Start of INPUT

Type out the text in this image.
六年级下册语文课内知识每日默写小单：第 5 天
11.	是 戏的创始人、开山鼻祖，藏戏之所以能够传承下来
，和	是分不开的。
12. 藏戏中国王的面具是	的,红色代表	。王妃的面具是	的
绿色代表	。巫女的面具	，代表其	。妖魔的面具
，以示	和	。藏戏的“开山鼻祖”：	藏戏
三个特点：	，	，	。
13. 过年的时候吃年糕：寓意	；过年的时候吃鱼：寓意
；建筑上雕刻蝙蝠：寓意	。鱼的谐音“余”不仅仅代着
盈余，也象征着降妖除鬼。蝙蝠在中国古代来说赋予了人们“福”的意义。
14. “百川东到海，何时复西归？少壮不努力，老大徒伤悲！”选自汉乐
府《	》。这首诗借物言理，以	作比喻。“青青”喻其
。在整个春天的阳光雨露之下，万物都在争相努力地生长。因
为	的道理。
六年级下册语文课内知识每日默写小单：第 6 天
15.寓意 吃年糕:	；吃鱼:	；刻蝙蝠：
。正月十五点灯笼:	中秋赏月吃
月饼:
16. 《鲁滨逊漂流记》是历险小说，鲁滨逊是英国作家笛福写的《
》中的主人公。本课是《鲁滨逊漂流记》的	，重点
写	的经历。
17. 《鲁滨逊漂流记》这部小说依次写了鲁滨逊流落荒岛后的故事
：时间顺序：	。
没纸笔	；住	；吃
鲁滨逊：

End of INPUT

* [EXERCISE PROMPT]:
Considering only the records above, state the number of lines that include the word "鲁滨逊漂流记", with nothing added.

* [SOLUTION TO THIS EXERCISE]:
3